Records contained in a dataset:

%%

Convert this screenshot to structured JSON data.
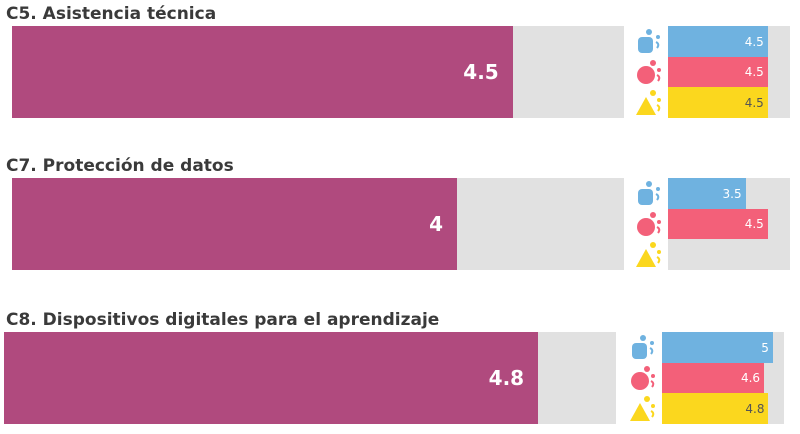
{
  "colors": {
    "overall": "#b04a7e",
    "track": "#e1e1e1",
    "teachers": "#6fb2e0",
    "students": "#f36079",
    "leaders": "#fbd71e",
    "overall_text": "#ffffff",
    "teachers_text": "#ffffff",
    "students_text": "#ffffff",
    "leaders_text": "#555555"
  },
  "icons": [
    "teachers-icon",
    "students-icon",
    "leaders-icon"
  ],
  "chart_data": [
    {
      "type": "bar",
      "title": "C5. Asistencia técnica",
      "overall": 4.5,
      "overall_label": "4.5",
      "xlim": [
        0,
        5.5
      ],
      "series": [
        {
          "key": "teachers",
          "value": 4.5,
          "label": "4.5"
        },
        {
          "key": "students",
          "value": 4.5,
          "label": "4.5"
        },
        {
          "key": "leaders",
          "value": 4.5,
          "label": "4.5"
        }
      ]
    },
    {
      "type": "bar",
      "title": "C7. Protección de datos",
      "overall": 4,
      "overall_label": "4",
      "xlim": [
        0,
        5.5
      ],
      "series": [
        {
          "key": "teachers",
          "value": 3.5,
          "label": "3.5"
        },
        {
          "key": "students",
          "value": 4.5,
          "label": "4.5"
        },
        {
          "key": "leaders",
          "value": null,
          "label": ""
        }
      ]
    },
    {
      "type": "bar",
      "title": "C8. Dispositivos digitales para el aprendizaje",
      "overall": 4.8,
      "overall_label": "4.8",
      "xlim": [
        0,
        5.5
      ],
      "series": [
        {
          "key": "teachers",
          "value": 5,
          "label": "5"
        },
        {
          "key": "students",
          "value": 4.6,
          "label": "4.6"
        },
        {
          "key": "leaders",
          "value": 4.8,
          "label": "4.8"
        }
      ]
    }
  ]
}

%%
%%

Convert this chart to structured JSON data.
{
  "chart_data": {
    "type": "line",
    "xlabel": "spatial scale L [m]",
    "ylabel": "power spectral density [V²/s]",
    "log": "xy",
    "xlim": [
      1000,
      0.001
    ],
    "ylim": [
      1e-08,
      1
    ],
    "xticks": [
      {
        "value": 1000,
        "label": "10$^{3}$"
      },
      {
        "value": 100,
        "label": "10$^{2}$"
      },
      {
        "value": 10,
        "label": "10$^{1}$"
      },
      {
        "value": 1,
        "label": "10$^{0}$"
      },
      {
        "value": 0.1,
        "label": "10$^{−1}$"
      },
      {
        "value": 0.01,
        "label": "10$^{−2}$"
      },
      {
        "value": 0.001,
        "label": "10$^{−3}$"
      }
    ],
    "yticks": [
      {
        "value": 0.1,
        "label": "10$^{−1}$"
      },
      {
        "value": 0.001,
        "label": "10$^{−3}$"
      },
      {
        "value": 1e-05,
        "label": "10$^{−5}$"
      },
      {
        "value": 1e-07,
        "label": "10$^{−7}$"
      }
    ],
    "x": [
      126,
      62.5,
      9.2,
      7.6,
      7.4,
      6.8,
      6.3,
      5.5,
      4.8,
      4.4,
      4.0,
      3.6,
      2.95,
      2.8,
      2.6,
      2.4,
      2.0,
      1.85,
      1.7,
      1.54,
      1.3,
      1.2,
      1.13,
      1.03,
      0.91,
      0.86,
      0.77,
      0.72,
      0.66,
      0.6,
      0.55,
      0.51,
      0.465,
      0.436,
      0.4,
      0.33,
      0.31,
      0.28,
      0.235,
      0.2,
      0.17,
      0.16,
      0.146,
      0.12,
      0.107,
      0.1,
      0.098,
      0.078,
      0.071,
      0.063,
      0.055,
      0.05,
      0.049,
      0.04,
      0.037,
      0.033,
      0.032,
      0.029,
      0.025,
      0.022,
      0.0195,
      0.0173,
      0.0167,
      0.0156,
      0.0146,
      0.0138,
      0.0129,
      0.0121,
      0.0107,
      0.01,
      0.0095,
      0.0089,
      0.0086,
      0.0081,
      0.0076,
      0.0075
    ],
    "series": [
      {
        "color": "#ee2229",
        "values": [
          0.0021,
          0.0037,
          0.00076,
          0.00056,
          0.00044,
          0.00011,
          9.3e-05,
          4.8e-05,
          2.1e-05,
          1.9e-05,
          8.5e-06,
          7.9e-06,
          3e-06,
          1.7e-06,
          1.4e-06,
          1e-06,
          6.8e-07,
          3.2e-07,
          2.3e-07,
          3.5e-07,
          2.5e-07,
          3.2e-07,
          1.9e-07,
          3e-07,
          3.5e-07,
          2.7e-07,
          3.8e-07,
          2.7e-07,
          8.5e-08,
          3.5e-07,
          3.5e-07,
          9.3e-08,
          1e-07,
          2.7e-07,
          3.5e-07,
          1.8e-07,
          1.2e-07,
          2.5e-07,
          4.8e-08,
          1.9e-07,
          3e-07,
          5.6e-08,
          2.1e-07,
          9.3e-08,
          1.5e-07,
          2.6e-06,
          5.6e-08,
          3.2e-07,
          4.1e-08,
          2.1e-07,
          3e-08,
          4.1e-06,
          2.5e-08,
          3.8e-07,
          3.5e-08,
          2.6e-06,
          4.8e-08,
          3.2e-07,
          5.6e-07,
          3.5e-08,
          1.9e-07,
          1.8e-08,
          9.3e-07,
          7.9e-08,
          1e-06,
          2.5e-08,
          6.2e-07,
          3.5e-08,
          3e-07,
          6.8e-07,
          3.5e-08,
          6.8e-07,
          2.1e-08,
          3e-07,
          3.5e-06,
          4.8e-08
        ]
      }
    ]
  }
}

%%

JOB: Using the records above, copy each line that contains "Convert".

TASK RESPONSE:
Convert this screenshot to structured JSON data.
Convert this chart to structured JSON data.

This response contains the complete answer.